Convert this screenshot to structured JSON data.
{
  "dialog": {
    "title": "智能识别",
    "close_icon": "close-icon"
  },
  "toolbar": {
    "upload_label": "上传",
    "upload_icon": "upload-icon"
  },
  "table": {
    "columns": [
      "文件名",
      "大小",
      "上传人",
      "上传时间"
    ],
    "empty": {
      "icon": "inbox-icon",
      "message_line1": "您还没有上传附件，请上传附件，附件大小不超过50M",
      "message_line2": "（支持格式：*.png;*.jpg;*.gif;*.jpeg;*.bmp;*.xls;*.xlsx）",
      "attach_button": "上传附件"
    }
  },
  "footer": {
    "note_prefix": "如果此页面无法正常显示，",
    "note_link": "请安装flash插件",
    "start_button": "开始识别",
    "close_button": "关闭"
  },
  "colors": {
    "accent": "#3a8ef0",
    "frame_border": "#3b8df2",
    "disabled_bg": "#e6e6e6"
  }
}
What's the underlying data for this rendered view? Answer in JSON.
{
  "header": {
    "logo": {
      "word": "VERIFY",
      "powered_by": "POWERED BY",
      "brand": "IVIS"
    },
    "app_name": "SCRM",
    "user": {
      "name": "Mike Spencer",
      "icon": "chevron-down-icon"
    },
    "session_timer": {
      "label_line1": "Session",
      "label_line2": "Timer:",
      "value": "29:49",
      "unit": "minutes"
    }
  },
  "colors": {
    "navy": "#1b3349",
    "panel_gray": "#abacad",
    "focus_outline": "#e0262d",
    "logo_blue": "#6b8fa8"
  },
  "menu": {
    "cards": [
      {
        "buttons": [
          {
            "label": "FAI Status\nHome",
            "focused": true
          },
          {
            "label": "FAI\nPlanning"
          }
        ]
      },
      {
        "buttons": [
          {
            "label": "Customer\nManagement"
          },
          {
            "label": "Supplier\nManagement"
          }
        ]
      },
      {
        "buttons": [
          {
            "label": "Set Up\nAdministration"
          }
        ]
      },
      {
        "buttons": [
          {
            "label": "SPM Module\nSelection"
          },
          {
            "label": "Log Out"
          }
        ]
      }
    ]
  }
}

+-------+

TASK DETAILS:
Extract every record and return it verbatim.

THE REPLY:
Convert this screenshot to structured JSON data.
{
  "dialog": {
    "title": "智能识别",
    "close_icon": "close-icon"
  },
  "toolbar": {
    "upload_label": "上传",
    "upload_icon": "upload-icon"
  },
  "table": {
    "columns": [
      "文件名",
      "大小",
      "上传人",
      "上传时间"
    ],
    "empty": {
      "icon": "inbox-icon",
      "message_line1": "您还没有上传附件，请上传附件，附件大小不超过50M",
      "message_line2": "（支持格式：*.png;*.jpg;*.gif;*.jpeg;*.bmp;*.xls;*.xlsx）",
      "attach_button": "上传附件"
    }
  },
  "footer": {
    "note_prefix": "如果此页面无法正常显示，",
    "note_link": "请安装flash插件",
    "start_button": "开始识别",
    "close_button": "关闭"
  },
  "colors": {
    "accent": "#3a8ef0",
    "frame_border": "#3b8df2",
    "disabled_bg": "#e6e6e6"
  }
}
What's the underlying data for this rendered view? Answer in JSON.
{
  "header": {
    "logo": {
      "word": "VERIFY",
      "powered_by": "POWERED BY",
      "brand": "IVIS"
    },
    "app_name": "SCRM",
    "user": {
      "name": "Mike Spencer",
      "icon": "chevron-down-icon"
    },
    "session_timer": {
      "label_line1": "Session",
      "label_line2": "Timer:",
      "value": "29:49",
      "unit": "minutes"
    }
  },
  "colors": {
    "navy": "#1b3349",
    "panel_gray": "#abacad",
    "focus_outline": "#e0262d",
    "logo_blue": "#6b8fa8"
  },
  "menu": {
    "cards": [
      {
        "buttons": [
          {
            "label": "FAI Status\nHome",
            "focused": true
          },
          {
            "label": "FAI\nPlanning"
          }
        ]
      },
      {
        "buttons": [
          {
            "label": "Customer\nManagement"
          },
          {
            "label": "Supplier\nManagement"
          }
        ]
      },
      {
        "buttons": [
          {
            "label": "Set Up\nAdministration"
          }
        ]
      },
      {
        "buttons": [
          {
            "label": "SPM Module\nSelection"
          },
          {
            "label": "Log Out"
          }
        ]
      }
    ]
  }
}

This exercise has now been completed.